• [Written exercise] Find the lines with "bulanan" in them and copy them out.

• [Data excerpts]
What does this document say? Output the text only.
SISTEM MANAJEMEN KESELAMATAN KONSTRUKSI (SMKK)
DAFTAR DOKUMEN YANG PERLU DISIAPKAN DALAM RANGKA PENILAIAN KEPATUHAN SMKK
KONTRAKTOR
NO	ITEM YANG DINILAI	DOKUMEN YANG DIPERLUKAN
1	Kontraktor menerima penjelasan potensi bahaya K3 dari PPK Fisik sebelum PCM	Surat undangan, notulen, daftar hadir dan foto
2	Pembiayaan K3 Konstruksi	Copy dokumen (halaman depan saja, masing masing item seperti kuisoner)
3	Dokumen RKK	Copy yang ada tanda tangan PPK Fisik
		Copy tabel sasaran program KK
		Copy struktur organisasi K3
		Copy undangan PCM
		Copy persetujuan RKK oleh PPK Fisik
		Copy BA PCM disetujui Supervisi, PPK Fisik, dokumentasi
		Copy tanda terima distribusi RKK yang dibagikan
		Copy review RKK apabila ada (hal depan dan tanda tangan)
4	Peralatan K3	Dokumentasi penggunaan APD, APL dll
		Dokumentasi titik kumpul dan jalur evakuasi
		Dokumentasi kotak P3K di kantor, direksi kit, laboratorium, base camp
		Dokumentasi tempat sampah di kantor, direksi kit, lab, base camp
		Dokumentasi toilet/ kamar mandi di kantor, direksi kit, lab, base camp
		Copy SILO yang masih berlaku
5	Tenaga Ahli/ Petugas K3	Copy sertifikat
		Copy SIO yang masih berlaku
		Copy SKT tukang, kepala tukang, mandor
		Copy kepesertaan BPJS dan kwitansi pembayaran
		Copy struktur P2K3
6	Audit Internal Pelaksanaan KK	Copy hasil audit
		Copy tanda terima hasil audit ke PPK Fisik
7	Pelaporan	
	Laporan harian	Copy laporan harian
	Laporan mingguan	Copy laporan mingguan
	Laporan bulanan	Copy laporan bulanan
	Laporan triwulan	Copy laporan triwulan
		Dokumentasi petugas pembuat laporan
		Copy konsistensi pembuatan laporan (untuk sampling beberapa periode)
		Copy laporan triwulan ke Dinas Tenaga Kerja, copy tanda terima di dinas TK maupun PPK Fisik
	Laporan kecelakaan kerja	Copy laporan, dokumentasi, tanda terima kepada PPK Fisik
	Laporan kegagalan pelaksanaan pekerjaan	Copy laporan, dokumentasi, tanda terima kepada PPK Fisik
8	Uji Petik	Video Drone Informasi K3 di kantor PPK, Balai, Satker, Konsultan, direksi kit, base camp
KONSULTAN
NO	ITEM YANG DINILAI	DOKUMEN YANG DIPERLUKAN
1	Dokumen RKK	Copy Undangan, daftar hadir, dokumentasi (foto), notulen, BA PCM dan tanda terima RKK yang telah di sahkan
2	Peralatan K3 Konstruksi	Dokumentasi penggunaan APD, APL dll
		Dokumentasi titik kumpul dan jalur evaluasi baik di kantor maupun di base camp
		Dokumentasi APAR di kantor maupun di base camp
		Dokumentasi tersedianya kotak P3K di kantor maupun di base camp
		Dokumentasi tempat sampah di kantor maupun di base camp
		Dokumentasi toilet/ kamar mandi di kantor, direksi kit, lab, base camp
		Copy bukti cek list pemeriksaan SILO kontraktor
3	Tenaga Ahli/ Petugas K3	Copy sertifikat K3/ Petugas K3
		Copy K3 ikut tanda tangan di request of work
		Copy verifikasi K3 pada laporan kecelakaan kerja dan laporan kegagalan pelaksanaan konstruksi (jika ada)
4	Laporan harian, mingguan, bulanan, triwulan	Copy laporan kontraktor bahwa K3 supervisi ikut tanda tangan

• [Output below]
	Laporan bulanan	Copy laporan bulanan
4	Laporan harian, mingguan, bulanan, triwulan	Copy laporan kontraktor bahwa K3 supervisi ikut tanda tangan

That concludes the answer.